Answer with one number: how many lines have "JSON".

start

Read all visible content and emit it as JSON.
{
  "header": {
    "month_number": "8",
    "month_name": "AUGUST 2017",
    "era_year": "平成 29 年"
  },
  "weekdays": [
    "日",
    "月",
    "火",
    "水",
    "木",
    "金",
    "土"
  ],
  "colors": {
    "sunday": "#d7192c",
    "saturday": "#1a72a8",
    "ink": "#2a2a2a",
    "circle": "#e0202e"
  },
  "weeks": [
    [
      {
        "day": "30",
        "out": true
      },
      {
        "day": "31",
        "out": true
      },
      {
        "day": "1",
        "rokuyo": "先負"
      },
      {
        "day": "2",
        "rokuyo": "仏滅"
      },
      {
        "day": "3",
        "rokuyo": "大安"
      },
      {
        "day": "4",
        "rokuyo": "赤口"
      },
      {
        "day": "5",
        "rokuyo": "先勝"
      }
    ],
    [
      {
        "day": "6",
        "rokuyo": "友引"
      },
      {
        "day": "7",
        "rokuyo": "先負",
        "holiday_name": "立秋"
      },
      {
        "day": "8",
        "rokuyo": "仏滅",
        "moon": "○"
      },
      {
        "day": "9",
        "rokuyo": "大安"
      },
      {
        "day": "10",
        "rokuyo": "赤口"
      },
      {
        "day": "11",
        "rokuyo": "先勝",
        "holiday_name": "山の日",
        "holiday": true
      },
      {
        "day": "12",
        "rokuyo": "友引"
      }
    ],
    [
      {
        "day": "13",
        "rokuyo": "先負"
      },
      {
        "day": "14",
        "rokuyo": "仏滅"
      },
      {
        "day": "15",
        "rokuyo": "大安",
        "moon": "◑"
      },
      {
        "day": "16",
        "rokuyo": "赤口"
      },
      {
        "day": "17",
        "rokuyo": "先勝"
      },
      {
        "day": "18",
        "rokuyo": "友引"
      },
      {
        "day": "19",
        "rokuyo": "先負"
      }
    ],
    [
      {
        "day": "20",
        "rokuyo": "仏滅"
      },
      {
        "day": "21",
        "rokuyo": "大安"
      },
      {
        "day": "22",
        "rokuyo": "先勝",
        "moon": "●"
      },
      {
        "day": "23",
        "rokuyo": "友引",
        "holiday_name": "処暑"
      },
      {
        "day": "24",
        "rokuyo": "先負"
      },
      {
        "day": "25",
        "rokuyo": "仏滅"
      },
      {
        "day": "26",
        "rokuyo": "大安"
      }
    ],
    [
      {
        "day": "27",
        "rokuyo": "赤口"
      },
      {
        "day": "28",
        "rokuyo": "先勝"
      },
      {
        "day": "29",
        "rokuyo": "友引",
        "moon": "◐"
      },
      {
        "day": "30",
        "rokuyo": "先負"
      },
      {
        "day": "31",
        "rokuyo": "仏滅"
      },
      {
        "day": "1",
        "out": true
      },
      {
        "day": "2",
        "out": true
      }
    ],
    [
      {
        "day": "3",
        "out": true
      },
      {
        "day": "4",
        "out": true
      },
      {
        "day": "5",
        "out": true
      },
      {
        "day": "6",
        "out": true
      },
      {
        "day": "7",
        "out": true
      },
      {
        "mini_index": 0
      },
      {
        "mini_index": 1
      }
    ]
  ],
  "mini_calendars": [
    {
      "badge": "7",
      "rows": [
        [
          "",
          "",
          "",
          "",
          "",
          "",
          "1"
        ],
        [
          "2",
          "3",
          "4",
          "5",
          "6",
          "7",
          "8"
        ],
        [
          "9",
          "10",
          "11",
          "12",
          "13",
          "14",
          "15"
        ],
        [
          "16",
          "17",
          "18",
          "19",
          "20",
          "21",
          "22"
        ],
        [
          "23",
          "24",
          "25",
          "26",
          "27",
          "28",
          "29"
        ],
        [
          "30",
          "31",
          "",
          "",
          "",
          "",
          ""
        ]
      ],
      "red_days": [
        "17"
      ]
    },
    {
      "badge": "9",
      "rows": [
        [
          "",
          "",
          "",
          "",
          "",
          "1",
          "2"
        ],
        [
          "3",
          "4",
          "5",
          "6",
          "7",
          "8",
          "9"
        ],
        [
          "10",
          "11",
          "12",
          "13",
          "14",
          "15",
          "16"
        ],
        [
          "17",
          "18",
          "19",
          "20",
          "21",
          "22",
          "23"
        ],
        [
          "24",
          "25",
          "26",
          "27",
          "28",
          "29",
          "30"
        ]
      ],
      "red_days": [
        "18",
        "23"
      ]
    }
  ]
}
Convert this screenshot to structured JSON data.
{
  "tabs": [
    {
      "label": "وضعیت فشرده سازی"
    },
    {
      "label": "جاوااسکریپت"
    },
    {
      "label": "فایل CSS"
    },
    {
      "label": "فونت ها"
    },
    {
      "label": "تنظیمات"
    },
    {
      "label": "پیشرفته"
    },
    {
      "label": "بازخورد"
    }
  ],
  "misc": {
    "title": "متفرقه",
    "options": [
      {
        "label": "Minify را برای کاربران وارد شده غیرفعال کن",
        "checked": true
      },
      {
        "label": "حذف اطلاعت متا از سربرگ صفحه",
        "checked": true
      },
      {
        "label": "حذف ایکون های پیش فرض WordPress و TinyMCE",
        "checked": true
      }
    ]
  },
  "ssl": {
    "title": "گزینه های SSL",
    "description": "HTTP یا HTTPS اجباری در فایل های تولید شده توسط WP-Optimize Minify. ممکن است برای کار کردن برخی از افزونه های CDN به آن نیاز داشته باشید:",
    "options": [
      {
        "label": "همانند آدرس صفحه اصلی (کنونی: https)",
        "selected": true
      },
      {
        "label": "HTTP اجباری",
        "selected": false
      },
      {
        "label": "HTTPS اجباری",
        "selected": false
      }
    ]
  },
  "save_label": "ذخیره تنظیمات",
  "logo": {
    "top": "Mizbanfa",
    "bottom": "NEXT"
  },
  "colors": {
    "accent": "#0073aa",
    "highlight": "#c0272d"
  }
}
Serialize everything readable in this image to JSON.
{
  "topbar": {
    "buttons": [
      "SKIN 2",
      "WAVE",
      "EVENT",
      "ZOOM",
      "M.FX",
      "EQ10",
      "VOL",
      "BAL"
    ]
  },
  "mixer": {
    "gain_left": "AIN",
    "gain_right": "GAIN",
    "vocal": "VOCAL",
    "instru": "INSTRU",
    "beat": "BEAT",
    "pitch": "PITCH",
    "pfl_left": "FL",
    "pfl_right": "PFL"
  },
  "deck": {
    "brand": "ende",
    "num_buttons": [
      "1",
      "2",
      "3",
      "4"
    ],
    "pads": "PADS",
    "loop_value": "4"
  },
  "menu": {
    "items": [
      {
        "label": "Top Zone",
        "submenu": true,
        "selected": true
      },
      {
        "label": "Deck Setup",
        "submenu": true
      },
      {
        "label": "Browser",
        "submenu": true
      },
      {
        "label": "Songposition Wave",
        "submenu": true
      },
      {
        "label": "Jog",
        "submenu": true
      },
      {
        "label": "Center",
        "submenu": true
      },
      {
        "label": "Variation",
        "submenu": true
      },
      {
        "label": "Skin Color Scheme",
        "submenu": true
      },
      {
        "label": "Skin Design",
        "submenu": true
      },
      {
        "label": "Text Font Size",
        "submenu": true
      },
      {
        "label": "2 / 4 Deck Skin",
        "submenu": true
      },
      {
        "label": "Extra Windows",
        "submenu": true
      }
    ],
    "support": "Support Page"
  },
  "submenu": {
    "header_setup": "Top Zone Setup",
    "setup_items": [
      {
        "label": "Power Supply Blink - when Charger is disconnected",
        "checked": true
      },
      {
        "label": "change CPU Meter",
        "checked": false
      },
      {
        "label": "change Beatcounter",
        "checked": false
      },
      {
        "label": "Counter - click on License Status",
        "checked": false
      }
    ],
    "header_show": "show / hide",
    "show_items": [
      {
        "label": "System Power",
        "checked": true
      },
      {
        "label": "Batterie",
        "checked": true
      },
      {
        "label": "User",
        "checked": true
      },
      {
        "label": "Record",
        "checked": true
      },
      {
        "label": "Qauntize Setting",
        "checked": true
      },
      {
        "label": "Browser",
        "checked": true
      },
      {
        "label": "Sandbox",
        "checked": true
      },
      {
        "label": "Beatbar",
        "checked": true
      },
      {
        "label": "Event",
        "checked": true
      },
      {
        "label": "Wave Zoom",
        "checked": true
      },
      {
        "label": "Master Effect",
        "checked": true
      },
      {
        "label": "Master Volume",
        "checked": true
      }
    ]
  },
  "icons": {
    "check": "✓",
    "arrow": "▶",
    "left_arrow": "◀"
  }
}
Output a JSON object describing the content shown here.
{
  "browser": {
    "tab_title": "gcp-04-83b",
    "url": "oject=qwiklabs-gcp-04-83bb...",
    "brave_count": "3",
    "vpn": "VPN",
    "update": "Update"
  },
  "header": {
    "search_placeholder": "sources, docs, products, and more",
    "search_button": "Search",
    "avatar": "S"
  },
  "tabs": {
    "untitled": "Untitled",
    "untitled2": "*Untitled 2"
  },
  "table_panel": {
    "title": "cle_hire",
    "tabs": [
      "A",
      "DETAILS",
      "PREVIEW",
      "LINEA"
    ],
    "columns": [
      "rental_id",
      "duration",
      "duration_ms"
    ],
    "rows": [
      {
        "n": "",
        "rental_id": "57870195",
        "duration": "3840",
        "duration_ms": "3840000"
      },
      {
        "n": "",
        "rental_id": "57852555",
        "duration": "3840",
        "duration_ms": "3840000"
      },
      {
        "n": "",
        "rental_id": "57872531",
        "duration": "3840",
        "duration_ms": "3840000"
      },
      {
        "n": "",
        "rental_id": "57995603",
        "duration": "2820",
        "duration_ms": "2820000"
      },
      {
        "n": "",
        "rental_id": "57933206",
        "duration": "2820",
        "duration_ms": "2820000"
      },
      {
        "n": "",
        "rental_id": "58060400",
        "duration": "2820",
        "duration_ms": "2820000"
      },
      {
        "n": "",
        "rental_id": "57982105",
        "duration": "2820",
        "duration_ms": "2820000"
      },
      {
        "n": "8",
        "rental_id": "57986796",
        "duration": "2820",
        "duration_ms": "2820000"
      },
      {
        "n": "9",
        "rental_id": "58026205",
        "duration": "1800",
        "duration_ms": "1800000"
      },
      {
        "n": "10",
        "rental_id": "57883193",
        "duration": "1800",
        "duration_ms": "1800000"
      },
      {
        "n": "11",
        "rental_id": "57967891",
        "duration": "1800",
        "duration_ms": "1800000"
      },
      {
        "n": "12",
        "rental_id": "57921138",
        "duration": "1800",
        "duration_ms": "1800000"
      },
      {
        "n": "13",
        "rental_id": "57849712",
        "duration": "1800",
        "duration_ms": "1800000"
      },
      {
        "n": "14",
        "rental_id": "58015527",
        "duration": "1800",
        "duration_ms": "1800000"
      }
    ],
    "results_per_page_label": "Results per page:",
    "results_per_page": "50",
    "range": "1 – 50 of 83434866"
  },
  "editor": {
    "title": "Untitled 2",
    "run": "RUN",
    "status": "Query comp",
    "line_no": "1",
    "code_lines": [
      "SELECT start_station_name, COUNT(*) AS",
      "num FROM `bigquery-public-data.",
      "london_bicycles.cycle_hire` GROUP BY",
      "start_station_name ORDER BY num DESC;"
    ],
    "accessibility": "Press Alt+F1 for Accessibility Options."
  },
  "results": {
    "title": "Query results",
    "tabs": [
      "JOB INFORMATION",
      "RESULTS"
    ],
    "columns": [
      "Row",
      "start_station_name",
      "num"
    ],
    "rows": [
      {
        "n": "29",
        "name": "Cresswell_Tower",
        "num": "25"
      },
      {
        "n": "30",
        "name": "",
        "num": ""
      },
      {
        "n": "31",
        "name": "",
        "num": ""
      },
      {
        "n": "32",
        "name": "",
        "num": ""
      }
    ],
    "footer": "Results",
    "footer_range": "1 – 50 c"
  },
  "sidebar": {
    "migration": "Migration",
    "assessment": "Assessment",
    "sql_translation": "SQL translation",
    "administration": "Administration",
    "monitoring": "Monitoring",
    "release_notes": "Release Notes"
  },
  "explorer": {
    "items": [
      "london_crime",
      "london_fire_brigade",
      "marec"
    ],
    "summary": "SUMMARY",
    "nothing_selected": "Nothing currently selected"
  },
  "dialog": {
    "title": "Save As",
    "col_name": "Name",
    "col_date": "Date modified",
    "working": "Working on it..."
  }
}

end

OUTPUT FOR THIS TASK: 4